Find the lines containing the word "Weihnachtsgeld" and copy every one of them.

### [Raw data]

^^^^^^^^

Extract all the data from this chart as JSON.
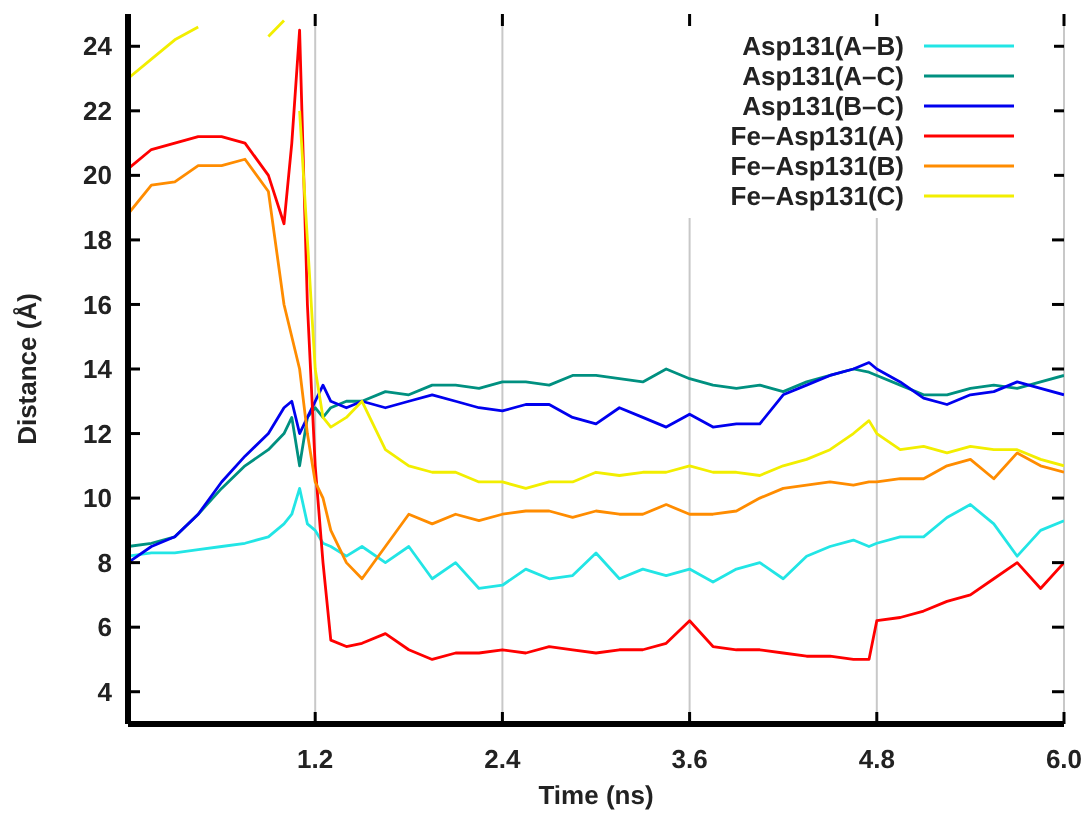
{
  "chart_data": {
    "type": "line",
    "xlabel": "Time (ns)",
    "ylabel": "Distance (Å)",
    "xlim": [
      0,
      6
    ],
    "ylim": [
      3,
      25
    ],
    "xticks": [
      1.2,
      2.4,
      3.6,
      4.8,
      {
        "value": 6,
        "label": "6.0"
      }
    ],
    "yticks": [
      4,
      6,
      8,
      10,
      12,
      14,
      16,
      18,
      20,
      22,
      24
    ],
    "grid": "x",
    "legend": "top right",
    "marker": "none",
    "line_style": "solid",
    "x": [
      0,
      0.15,
      0.3,
      0.45,
      0.6,
      0.75,
      0.9,
      1.0,
      1.05,
      1.1,
      1.15,
      1.2,
      1.25,
      1.3,
      1.4,
      1.5,
      1.65,
      1.8,
      1.95,
      2.1,
      2.25,
      2.4,
      2.55,
      2.7,
      2.85,
      3.0,
      3.15,
      3.3,
      3.45,
      3.6,
      3.75,
      3.9,
      4.05,
      4.2,
      4.35,
      4.5,
      4.65,
      4.75,
      4.8,
      4.95,
      5.1,
      5.25,
      5.4,
      5.55,
      5.7,
      5.85,
      6.0
    ],
    "series": [
      {
        "name": "Asp131(A–B)",
        "color": "#22e5e5",
        "values": [
          8.2,
          8.3,
          8.3,
          8.4,
          8.5,
          8.6,
          8.8,
          9.2,
          9.5,
          10.3,
          9.2,
          9.0,
          8.6,
          8.5,
          8.2,
          8.5,
          8.0,
          8.5,
          7.5,
          8.0,
          7.2,
          7.3,
          7.8,
          7.5,
          7.6,
          8.3,
          7.5,
          7.8,
          7.6,
          7.8,
          7.4,
          7.8,
          8.0,
          7.5,
          8.2,
          8.5,
          8.7,
          8.5,
          8.6,
          8.8,
          8.8,
          9.4,
          9.8,
          9.2,
          8.2,
          9.0,
          9.3
        ]
      },
      {
        "name": "Asp131(A–C)",
        "color": "#009080",
        "values": [
          8.5,
          8.6,
          8.8,
          9.5,
          10.3,
          11,
          11.5,
          12,
          12.5,
          11,
          12.5,
          12.8,
          12.5,
          12.8,
          13,
          13,
          13.3,
          13.2,
          13.5,
          13.5,
          13.4,
          13.6,
          13.6,
          13.5,
          13.8,
          13.8,
          13.7,
          13.6,
          14,
          13.7,
          13.5,
          13.4,
          13.5,
          13.3,
          13.6,
          13.8,
          14,
          13.9,
          13.8,
          13.5,
          13.2,
          13.2,
          13.4,
          13.5,
          13.4,
          13.6,
          13.8
        ]
      },
      {
        "name": "Asp131(B–C)",
        "color": "#0000ee",
        "values": [
          8,
          8.5,
          8.8,
          9.5,
          10.5,
          11.3,
          12,
          12.8,
          13,
          12,
          12.5,
          13,
          13.5,
          13,
          12.8,
          13,
          12.8,
          13,
          13.2,
          13,
          12.8,
          12.7,
          12.9,
          12.9,
          12.5,
          12.3,
          12.8,
          12.5,
          12.2,
          12.6,
          12.2,
          12.3,
          12.3,
          13.2,
          13.5,
          13.8,
          14,
          14.2,
          14,
          13.6,
          13.1,
          12.9,
          13.2,
          13.3,
          13.6,
          13.4,
          13.2
        ]
      },
      {
        "name": "Fe–Asp131(A)",
        "color": "#ff0000",
        "values": [
          20.2,
          20.8,
          21,
          21.2,
          21.2,
          21,
          20,
          18.5,
          21,
          24.5,
          16,
          11,
          8,
          5.6,
          5.4,
          5.5,
          5.8,
          5.3,
          5.0,
          5.2,
          5.2,
          5.3,
          5.2,
          5.4,
          5.3,
          5.2,
          5.3,
          5.3,
          5.5,
          6.2,
          5.4,
          5.3,
          5.3,
          5.2,
          5.1,
          5.1,
          5.0,
          5.0,
          6.2,
          6.3,
          6.5,
          6.8,
          7.0,
          7.5,
          8,
          7.2,
          8
        ]
      },
      {
        "name": "Fe–Asp131(B)",
        "color": "#ff8c00",
        "values": [
          18.8,
          19.7,
          19.8,
          20.3,
          20.3,
          20.5,
          19.5,
          16,
          15,
          14,
          12,
          10.5,
          10,
          9,
          8,
          7.5,
          8.5,
          9.5,
          9.2,
          9.5,
          9.3,
          9.5,
          9.6,
          9.6,
          9.4,
          9.6,
          9.5,
          9.5,
          9.8,
          9.5,
          9.5,
          9.6,
          10,
          10.3,
          10.4,
          10.5,
          10.4,
          10.5,
          10.5,
          10.6,
          10.6,
          11,
          11.2,
          10.6,
          11.4,
          11,
          10.8
        ]
      },
      {
        "name": "Fe–Asp131(C)",
        "color": "#f2ee00",
        "values": [
          23,
          23.6,
          24.2,
          24.6,
          null,
          null,
          24.3,
          24.8,
          null,
          22,
          18,
          14,
          12.5,
          12.2,
          12.5,
          13,
          11.5,
          11,
          10.8,
          10.8,
          10.5,
          10.5,
          10.3,
          10.5,
          10.5,
          10.8,
          10.7,
          10.8,
          10.8,
          11,
          10.8,
          10.8,
          10.7,
          11,
          11.2,
          11.5,
          12,
          12.4,
          12,
          11.5,
          11.6,
          11.4,
          11.6,
          11.5,
          11.5,
          11.2,
          11
        ]
      }
    ]
  }
}
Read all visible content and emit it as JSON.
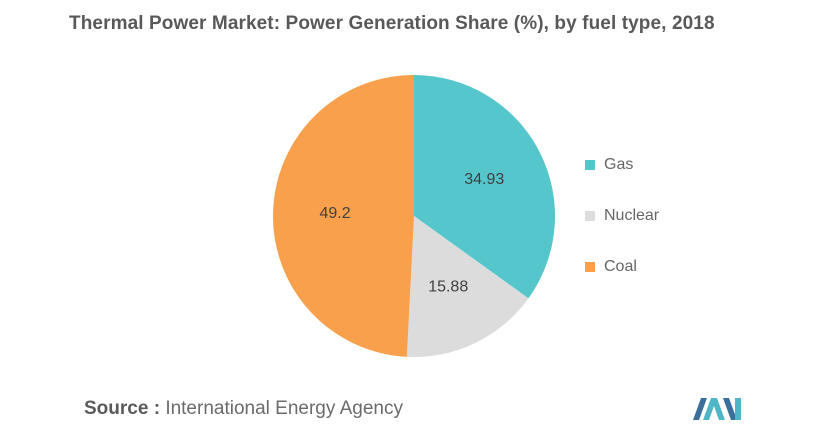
{
  "title": "Thermal Power Market: Power Generation Share (%), by fuel type, 2018",
  "source": {
    "prefix": "Source :",
    "text": "International Energy Agency"
  },
  "colors": {
    "gas": "#55c6cc",
    "nuclear": "#dcdcdc",
    "coal": "#f9a04c",
    "logo": "#3b6f9a"
  },
  "chart_data": {
    "type": "pie",
    "title": "Thermal Power Market: Power Generation Share (%), by fuel type, 2018",
    "legend_position": "right",
    "slices": [
      {
        "label": "Gas",
        "value": 34.93,
        "value_label": "34.93",
        "color": "#55c6cc"
      },
      {
        "label": "Nuclear",
        "value": 15.88,
        "value_label": "15.88",
        "color": "#dcdcdc"
      },
      {
        "label": "Coal",
        "value": 49.2,
        "value_label": "49.2",
        "color": "#f9a04c"
      }
    ]
  },
  "logo": {
    "icon": "mordor-intelligence-logo-icon"
  }
}
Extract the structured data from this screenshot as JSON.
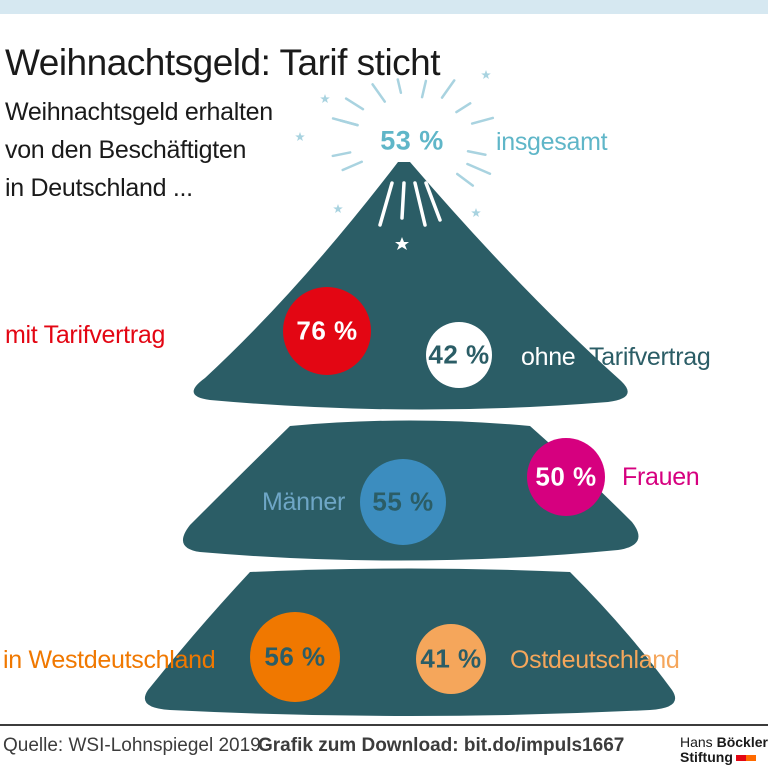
{
  "header": {
    "title": "Weihnachtsgeld: Tarif sticht",
    "subtitle_lines": [
      "Weihnachtsgeld erhalten",
      "von den Beschäftigten",
      "in Deutschland  ..."
    ]
  },
  "colors": {
    "tree": "#2b5d66",
    "overall": "#5fb6c8",
    "with_tariff": "#e30613",
    "without_tariff_circle": "#ffffff",
    "without_tariff_text": "#2b5d66",
    "men": "#3c8dbf",
    "men_label": "#6ea6c6",
    "women": "#d6007f",
    "west": "#f07800",
    "east": "#f5a65b"
  },
  "overall": {
    "value": "53 %",
    "label": "insgesamt"
  },
  "tariff": {
    "with": {
      "value": "76 %",
      "label": "mit Tarifvertrag"
    },
    "without": {
      "value": "42 %",
      "label_a": "ohne",
      "label_b": "Tarifvertrag"
    }
  },
  "gender": {
    "men": {
      "value": "55 %",
      "label": "Männer"
    },
    "women": {
      "value": "50 %",
      "label": "Frauen"
    }
  },
  "region": {
    "west": {
      "value": "56 %",
      "label": "in Westdeutschland"
    },
    "east": {
      "value": "41 %",
      "label": "Ostdeutschland"
    }
  },
  "footer": {
    "source": "Quelle: WSI-Lohnspiegel 2019",
    "download": "Grafik zum Download: bit.do/impuls1667",
    "logo_line1_a": "Hans ",
    "logo_line1_b": "Böckler",
    "logo_line2": "Stiftung"
  }
}
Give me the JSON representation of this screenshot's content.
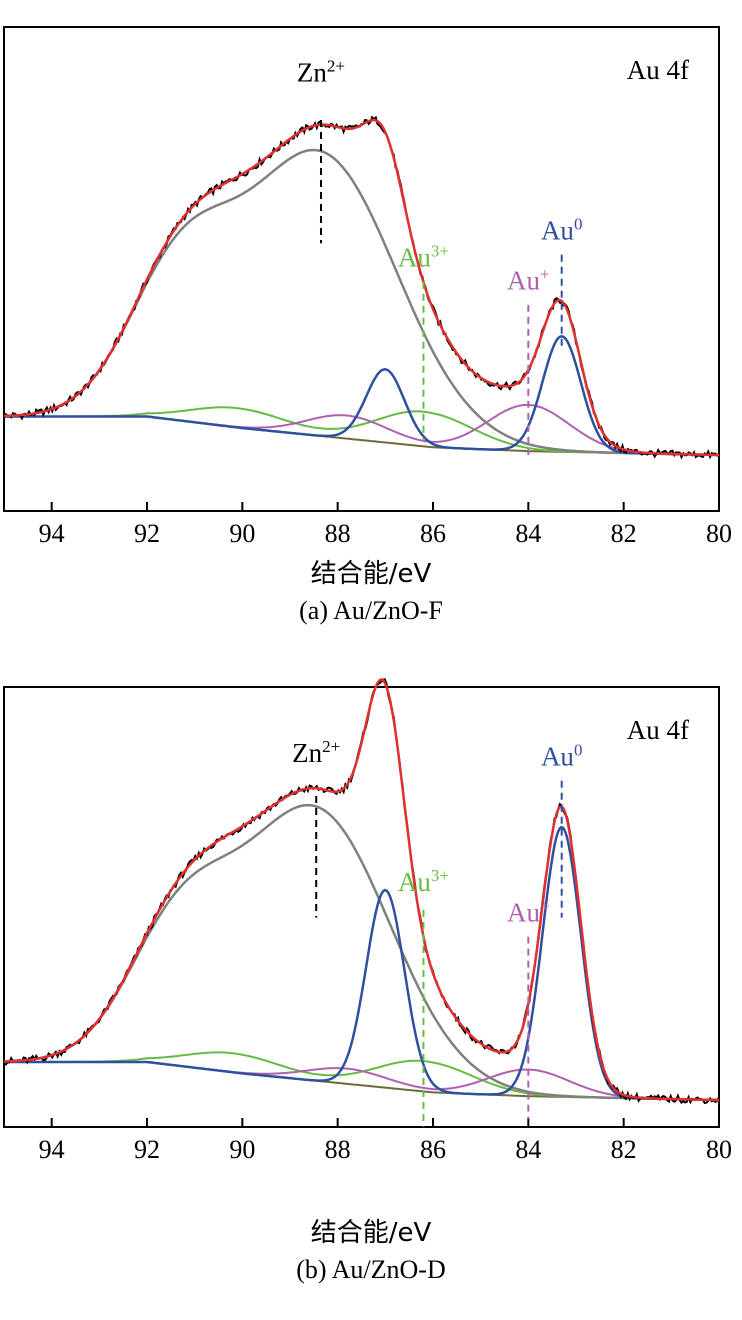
{
  "chart_data": [
    {
      "type": "line",
      "panel": "a",
      "caption": "(a) Au/ZnO-F",
      "xlabel": "结合能/eV",
      "ylabel": "",
      "xlim": [
        95,
        80
      ],
      "ylim": [
        0,
        1
      ],
      "x_ticks": [
        94,
        92,
        90,
        88,
        86,
        84,
        82,
        80
      ],
      "spectrum_label": "Au 4f",
      "colors": {
        "raw": "#000000",
        "fit": "#e03030",
        "zn": "#808080",
        "au0": "#2f4f9f",
        "au_plus": "#b060b0",
        "au3": "#66bb44",
        "bg": "#6b6b3a"
      },
      "background": [
        [
          95,
          0.1
        ],
        [
          92,
          0.1
        ],
        [
          90,
          0.07
        ],
        [
          86,
          0.02
        ],
        [
          84,
          0.01
        ],
        [
          80,
          0.0
        ]
      ],
      "components": {
        "zn": [
          {
            "center": 88.35,
            "amp": 0.73,
            "width": 1.6
          },
          {
            "center": 91.3,
            "amp": 0.36,
            "width": 1.1
          }
        ],
        "au0": [
          {
            "center": 83.3,
            "amp": 0.3,
            "width": 0.4
          },
          {
            "center": 87.0,
            "amp": 0.19,
            "width": 0.4
          }
        ],
        "au_plus": [
          {
            "center": 84.0,
            "amp": 0.12,
            "width": 0.85
          },
          {
            "center": 87.8,
            "amp": 0.06,
            "width": 0.85
          }
        ],
        "au3": [
          {
            "center": 86.2,
            "amp": 0.09,
            "width": 1.0
          },
          {
            "center": 90.1,
            "amp": 0.05,
            "width": 1.0
          }
        ]
      },
      "annotations": [
        {
          "label": "Zn",
          "sup": "2+",
          "x": 88.35,
          "color": "#000000",
          "label_y": 0.97,
          "line_top": 0.87,
          "line_bottom": 0.55
        },
        {
          "label": "Au",
          "sup": "3+",
          "x": 86.2,
          "color": "#66bb44",
          "label_y": 0.49,
          "line_top": 0.45,
          "line_bottom": 0.04
        },
        {
          "label": "Au",
          "sup": "+",
          "x": 84.0,
          "color": "#b060b0",
          "label_y": 0.43,
          "line_top": 0.39,
          "line_bottom": 0.0
        },
        {
          "label": "Au",
          "sup": "0",
          "x": 83.3,
          "color": "#2f4f9f",
          "label_y": 0.56,
          "line_top": 0.52,
          "line_bottom": 0.28
        }
      ]
    },
    {
      "type": "line",
      "panel": "b",
      "caption": "(b) Au/ZnO-D",
      "xlabel": "结合能/eV",
      "ylabel": "",
      "xlim": [
        95,
        80
      ],
      "ylim": [
        0,
        1
      ],
      "x_ticks": [
        94,
        92,
        90,
        88,
        86,
        84,
        82,
        80
      ],
      "spectrum_label": "Au 4f",
      "colors": {
        "raw": "#000000",
        "fit": "#e03030",
        "zn": "#808080",
        "au0": "#2f4f9f",
        "au_plus": "#b060b0",
        "au3": "#66bb44",
        "bg": "#6b6b3a"
      },
      "background": [
        [
          95,
          0.1
        ],
        [
          92,
          0.1
        ],
        [
          90,
          0.07
        ],
        [
          86,
          0.02
        ],
        [
          84,
          0.01
        ],
        [
          80,
          0.0
        ]
      ],
      "components": {
        "zn": [
          {
            "center": 88.45,
            "amp": 0.71,
            "width": 1.55
          },
          {
            "center": 91.3,
            "amp": 0.34,
            "width": 1.1
          }
        ],
        "au0": [
          {
            "center": 83.3,
            "amp": 0.71,
            "width": 0.4
          },
          {
            "center": 87.0,
            "amp": 0.52,
            "width": 0.4
          }
        ],
        "au_plus": [
          {
            "center": 84.0,
            "amp": 0.07,
            "width": 0.85
          },
          {
            "center": 87.8,
            "amp": 0.04,
            "width": 0.85
          }
        ],
        "au3": [
          {
            "center": 86.2,
            "amp": 0.08,
            "width": 1.0
          },
          {
            "center": 90.2,
            "amp": 0.05,
            "width": 1.0
          }
        ]
      },
      "annotations": [
        {
          "label": "Zn",
          "sup": "2+",
          "x": 88.45,
          "color": "#000000",
          "label_y": 0.89,
          "line_top": 0.8,
          "line_bottom": 0.48
        },
        {
          "label": "Au",
          "sup": "3+",
          "x": 86.2,
          "color": "#66bb44",
          "label_y": 0.55,
          "line_top": 0.5,
          "line_bottom": -0.07
        },
        {
          "label": "Au",
          "sup": "+",
          "x": 84.0,
          "color": "#b060b0",
          "label_y": 0.47,
          "line_top": 0.43,
          "line_bottom": -0.05
        },
        {
          "label": "Au",
          "sup": "0",
          "x": 83.3,
          "color": "#2f4f9f",
          "label_y": 0.88,
          "line_top": 0.84,
          "line_bottom": 0.48
        }
      ]
    }
  ]
}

^^^^^^^^

### [Exercise answer]
    "title": "Weihnachtsgeld: Tarif sticht",
      "Weihnachtsgeld erhalten",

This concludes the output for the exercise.